- PROBLEM DESCRIPTION -
Copy out lines with the word "JSON" from the material that follows.

- INFORMATION GIVEN -

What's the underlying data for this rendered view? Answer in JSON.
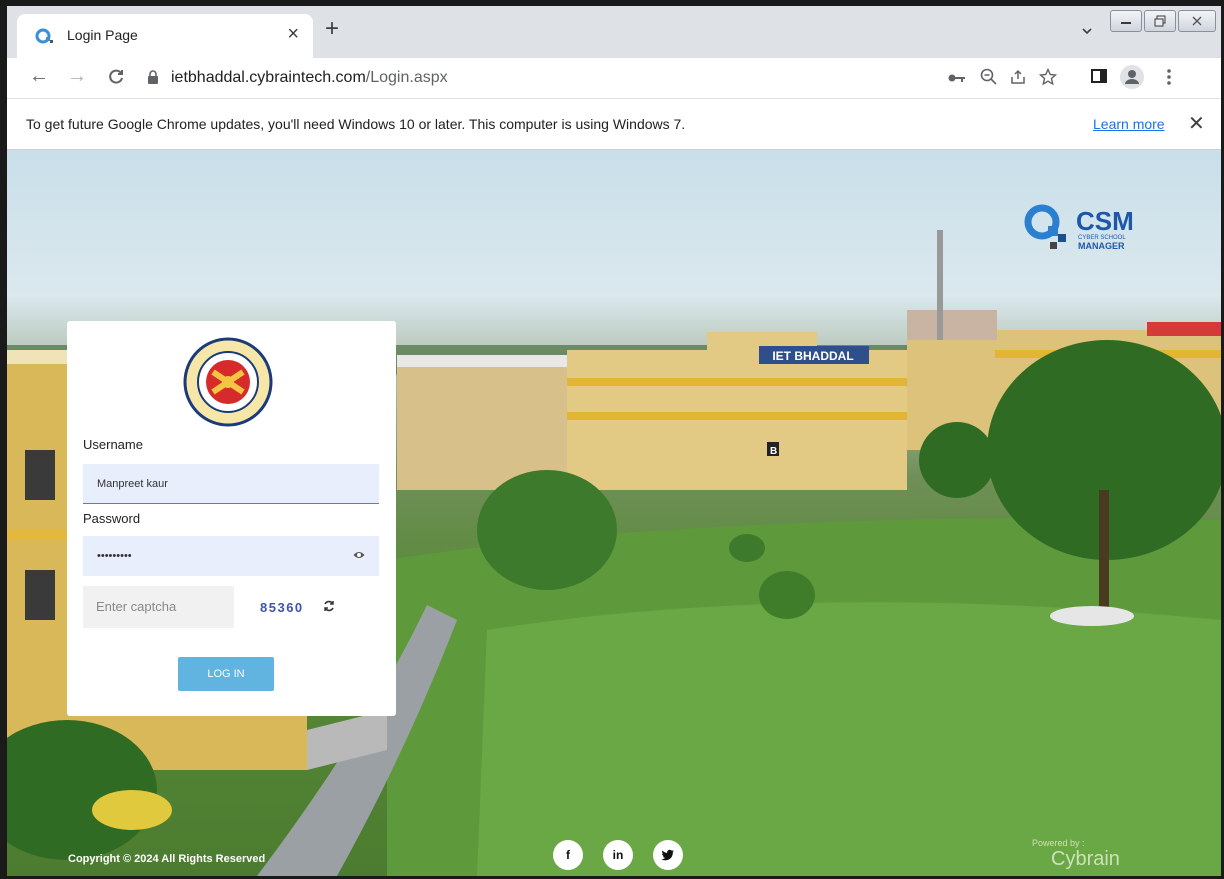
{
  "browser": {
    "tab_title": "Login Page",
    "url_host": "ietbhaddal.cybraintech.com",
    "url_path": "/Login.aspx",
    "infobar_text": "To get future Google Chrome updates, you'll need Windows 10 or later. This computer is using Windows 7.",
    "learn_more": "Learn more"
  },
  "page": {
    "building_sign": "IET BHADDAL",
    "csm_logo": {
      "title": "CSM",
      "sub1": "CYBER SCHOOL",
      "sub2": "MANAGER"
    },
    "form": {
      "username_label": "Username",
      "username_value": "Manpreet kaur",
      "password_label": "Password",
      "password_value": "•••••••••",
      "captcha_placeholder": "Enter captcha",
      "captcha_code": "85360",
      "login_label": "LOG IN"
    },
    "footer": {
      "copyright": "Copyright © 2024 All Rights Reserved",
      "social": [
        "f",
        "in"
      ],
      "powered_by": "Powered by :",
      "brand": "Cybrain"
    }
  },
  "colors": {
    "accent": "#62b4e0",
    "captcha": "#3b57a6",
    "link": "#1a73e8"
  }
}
* * *
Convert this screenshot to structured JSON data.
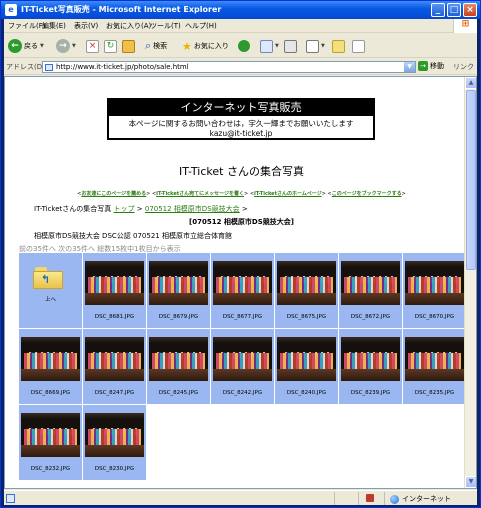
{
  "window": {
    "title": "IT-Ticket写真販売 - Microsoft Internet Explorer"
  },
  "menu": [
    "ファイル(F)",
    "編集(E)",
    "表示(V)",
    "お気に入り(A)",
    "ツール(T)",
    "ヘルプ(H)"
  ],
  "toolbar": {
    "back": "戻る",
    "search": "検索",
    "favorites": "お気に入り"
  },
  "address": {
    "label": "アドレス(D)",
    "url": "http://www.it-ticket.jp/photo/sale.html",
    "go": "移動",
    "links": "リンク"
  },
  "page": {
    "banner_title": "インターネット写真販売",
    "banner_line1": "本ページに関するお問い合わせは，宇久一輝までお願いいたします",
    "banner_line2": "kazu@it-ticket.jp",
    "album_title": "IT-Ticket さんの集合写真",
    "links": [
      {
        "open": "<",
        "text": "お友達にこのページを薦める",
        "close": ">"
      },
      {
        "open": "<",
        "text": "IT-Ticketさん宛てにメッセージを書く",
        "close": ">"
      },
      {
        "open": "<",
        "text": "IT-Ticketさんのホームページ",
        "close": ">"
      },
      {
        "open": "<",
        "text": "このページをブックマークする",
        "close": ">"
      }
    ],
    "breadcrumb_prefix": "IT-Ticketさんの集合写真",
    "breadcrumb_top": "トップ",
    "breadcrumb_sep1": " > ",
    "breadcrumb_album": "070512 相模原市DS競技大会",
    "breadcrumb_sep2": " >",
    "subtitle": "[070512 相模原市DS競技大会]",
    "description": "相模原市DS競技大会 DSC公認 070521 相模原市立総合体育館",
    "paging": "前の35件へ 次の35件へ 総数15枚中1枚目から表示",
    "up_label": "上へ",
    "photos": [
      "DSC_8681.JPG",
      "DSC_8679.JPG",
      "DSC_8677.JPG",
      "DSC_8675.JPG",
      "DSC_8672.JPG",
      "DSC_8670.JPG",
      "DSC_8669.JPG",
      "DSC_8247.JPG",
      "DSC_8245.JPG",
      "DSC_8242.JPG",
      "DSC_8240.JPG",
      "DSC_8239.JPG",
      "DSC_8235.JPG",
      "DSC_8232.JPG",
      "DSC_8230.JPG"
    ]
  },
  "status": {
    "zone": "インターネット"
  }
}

- THE SOLUTION -
What's the underlying data for this rendered view? Answer in JSON.
Convert this screenshot to structured JSON data.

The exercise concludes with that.